Some records

==============================

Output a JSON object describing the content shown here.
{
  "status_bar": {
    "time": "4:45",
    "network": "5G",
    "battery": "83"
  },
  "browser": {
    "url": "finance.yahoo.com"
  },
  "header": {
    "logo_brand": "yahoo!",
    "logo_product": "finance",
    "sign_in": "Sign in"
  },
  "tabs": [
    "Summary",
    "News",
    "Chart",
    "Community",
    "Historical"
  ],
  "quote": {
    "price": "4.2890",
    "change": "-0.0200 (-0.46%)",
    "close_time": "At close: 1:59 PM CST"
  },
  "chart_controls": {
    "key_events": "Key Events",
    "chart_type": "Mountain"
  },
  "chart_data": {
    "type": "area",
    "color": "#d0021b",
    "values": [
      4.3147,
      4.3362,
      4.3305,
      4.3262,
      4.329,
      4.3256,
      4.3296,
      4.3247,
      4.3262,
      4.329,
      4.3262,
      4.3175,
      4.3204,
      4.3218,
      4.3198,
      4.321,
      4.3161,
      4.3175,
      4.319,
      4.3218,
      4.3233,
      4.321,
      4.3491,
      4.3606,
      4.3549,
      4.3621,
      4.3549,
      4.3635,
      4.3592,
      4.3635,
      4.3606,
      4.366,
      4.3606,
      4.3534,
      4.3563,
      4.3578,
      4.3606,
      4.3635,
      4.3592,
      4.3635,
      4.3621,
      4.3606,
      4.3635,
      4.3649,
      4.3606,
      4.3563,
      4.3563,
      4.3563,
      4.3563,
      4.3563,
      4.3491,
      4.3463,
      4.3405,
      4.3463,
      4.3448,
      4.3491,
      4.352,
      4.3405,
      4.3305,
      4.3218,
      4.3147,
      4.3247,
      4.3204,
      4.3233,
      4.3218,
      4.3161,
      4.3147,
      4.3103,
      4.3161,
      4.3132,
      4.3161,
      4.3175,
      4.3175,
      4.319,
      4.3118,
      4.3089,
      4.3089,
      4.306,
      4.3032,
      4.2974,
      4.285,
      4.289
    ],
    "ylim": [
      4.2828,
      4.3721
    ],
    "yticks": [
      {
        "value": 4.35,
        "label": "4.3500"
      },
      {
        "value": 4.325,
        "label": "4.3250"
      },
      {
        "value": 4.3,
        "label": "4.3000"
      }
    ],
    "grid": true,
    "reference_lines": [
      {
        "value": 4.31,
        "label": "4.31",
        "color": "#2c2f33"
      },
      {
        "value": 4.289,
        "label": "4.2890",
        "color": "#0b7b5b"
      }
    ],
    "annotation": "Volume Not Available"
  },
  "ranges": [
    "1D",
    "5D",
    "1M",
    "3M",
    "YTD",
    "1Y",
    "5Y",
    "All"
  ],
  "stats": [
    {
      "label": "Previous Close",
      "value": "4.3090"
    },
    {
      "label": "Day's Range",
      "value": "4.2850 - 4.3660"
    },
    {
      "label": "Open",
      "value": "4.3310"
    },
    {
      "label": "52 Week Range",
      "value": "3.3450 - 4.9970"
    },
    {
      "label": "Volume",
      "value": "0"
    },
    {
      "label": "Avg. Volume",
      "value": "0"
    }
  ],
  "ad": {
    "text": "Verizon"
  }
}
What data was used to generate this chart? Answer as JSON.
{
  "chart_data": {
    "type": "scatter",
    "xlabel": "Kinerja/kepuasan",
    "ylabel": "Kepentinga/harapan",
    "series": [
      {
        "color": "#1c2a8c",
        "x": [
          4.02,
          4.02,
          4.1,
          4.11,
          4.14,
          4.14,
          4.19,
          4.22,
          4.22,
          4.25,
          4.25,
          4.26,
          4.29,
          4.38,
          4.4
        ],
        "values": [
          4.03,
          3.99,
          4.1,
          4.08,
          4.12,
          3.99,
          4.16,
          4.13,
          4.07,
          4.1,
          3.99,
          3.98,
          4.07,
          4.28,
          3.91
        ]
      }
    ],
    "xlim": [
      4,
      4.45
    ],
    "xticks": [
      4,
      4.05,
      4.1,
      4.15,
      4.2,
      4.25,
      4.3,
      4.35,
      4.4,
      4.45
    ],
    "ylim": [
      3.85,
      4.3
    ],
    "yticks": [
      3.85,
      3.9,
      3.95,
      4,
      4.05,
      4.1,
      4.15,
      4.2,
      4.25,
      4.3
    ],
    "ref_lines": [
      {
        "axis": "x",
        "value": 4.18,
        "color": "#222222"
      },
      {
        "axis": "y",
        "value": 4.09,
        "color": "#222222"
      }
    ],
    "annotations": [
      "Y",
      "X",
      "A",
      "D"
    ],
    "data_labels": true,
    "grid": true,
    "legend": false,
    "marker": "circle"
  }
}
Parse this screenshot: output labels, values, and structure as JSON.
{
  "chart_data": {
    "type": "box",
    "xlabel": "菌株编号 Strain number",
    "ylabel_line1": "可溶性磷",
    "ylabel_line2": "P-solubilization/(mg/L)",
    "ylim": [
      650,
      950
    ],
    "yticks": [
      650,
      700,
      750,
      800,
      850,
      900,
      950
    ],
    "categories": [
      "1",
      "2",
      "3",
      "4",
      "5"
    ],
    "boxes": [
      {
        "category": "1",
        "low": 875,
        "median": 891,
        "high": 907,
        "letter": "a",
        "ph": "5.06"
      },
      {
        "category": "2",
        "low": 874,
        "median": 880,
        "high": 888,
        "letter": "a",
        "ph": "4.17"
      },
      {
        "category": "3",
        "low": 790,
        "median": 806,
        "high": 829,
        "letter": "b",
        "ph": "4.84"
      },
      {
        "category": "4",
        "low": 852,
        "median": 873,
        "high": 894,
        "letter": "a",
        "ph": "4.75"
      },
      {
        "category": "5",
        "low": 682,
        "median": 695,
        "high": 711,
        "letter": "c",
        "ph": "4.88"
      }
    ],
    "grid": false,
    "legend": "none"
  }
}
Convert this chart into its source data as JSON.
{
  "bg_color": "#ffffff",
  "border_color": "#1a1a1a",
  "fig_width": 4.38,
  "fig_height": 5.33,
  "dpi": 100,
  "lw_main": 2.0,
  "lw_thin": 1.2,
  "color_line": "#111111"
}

==============================

Set task
Go through the listing above and pull out each line containing the word "this".

Complete output
What data was used to generate this chart? Answer as JSON.
Parse this screenshot: output labels, values, and structure as JSON.
Convert this chart into its source data as JSON.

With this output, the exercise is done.